Problem statement
Could you write out the records below exactly as they appear, leaving out any pictures?

Dataset records
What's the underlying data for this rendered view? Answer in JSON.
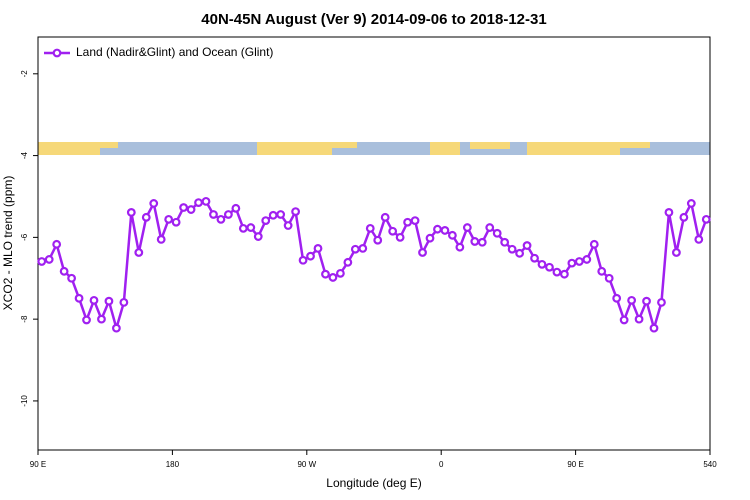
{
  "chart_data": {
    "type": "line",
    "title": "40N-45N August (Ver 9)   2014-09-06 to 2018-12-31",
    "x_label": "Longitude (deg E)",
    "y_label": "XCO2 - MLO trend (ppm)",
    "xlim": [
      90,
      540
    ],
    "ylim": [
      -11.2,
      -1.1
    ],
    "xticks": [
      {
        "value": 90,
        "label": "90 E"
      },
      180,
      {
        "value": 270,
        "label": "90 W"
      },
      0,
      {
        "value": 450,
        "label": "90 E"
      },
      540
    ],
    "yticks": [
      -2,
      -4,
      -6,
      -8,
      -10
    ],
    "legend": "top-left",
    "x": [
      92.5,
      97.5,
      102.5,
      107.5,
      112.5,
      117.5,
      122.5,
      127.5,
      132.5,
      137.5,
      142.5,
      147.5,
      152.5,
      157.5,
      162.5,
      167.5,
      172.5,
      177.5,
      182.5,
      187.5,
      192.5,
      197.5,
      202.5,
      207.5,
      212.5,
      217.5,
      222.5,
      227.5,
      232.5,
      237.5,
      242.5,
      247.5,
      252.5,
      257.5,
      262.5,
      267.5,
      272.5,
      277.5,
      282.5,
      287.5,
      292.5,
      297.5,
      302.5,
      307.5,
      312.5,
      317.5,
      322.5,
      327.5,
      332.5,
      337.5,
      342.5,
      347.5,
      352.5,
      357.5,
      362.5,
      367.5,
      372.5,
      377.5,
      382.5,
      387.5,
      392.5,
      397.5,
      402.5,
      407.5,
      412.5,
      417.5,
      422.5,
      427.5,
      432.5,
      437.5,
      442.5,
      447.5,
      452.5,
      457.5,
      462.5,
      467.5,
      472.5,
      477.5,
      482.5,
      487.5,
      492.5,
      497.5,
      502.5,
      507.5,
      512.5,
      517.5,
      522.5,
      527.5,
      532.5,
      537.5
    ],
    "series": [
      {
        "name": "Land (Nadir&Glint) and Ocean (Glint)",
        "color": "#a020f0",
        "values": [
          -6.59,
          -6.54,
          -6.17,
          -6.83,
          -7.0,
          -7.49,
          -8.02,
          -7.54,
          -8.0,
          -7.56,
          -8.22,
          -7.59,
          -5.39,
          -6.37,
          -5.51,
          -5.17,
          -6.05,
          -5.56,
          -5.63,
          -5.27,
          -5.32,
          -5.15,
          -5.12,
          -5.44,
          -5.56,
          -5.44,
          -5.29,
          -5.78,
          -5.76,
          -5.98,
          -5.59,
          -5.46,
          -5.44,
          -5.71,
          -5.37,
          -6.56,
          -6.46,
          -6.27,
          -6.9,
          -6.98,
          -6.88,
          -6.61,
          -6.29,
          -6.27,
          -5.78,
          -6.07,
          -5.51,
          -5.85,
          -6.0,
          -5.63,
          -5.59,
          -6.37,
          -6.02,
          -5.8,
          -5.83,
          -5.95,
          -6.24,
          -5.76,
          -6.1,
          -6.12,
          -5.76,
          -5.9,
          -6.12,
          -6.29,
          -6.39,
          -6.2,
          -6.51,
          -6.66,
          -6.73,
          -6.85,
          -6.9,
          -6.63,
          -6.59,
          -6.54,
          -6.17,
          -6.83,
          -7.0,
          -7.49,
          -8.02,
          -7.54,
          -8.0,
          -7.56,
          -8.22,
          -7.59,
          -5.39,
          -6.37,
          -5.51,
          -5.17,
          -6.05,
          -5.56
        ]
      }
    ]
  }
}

Complete output
What's the underlying data for this rendered view? Answer in JSON.
{
  "chart_data": {
    "type": "line",
    "title": "40N-45N August (Ver 9)   2014-09-06 to 2018-12-31",
    "x_label": "Longitude (deg E)",
    "y_label": "XCO2 - MLO trend (ppm)",
    "xlim": [
      90,
      540
    ],
    "ylim": [
      -11.2,
      -1.1
    ],
    "xticks": [
      {
        "value": 90,
        "label": "90 E"
      },
      180,
      {
        "value": 270,
        "label": "90 W"
      },
      0,
      {
        "value": 450,
        "label": "90 E"
      },
      540
    ],
    "yticks": [
      -2,
      -4,
      -6,
      -8,
      -10
    ],
    "legend": "top-left",
    "x": [
      92.5,
      97.5,
      102.5,
      107.5,
      112.5,
      117.5,
      122.5,
      127.5,
      132.5,
      137.5,
      142.5,
      147.5,
      152.5,
      157.5,
      162.5,
      167.5,
      172.5,
      177.5,
      182.5,
      187.5,
      192.5,
      197.5,
      202.5,
      207.5,
      212.5,
      217.5,
      222.5,
      227.5,
      232.5,
      237.5,
      242.5,
      247.5,
      252.5,
      257.5,
      262.5,
      267.5,
      272.5,
      277.5,
      282.5,
      287.5,
      292.5,
      297.5,
      302.5,
      307.5,
      312.5,
      317.5,
      322.5,
      327.5,
      332.5,
      337.5,
      342.5,
      347.5,
      352.5,
      357.5,
      362.5,
      367.5,
      372.5,
      377.5,
      382.5,
      387.5,
      392.5,
      397.5,
      402.5,
      407.5,
      412.5,
      417.5,
      422.5,
      427.5,
      432.5,
      437.5,
      442.5,
      447.5,
      452.5,
      457.5,
      462.5,
      467.5,
      472.5,
      477.5,
      482.5,
      487.5,
      492.5,
      497.5,
      502.5,
      507.5,
      512.5,
      517.5,
      522.5,
      527.5,
      532.5,
      537.5
    ],
    "series": [
      {
        "name": "Land (Nadir&Glint) and Ocean (Glint)",
        "color": "#a020f0",
        "values": [
          -6.59,
          -6.54,
          -6.17,
          -6.83,
          -7.0,
          -7.49,
          -8.02,
          -7.54,
          -8.0,
          -7.56,
          -8.22,
          -7.59,
          -5.39,
          -6.37,
          -5.51,
          -5.17,
          -6.05,
          -5.56,
          -5.63,
          -5.27,
          -5.32,
          -5.15,
          -5.12,
          -5.44,
          -5.56,
          -5.44,
          -5.29,
          -5.78,
          -5.76,
          -5.98,
          -5.59,
          -5.46,
          -5.44,
          -5.71,
          -5.37,
          -6.56,
          -6.46,
          -6.27,
          -6.9,
          -6.98,
          -6.88,
          -6.61,
          -6.29,
          -6.27,
          -5.78,
          -6.07,
          -5.51,
          -5.85,
          -6.0,
          -5.63,
          -5.59,
          -6.37,
          -6.02,
          -5.8,
          -5.83,
          -5.95,
          -6.24,
          -5.76,
          -6.1,
          -6.12,
          -5.76,
          -5.9,
          -6.12,
          -6.29,
          -6.39,
          -6.2,
          -6.51,
          -6.66,
          -6.73,
          -6.85,
          -6.9,
          -6.63,
          -6.59,
          -6.54,
          -6.17,
          -6.83,
          -7.0,
          -7.49,
          -8.02,
          -7.54,
          -8.0,
          -7.56,
          -8.22,
          -7.59,
          -5.39,
          -6.37,
          -5.51,
          -5.17,
          -6.05,
          -5.56
        ]
      }
    ]
  }
}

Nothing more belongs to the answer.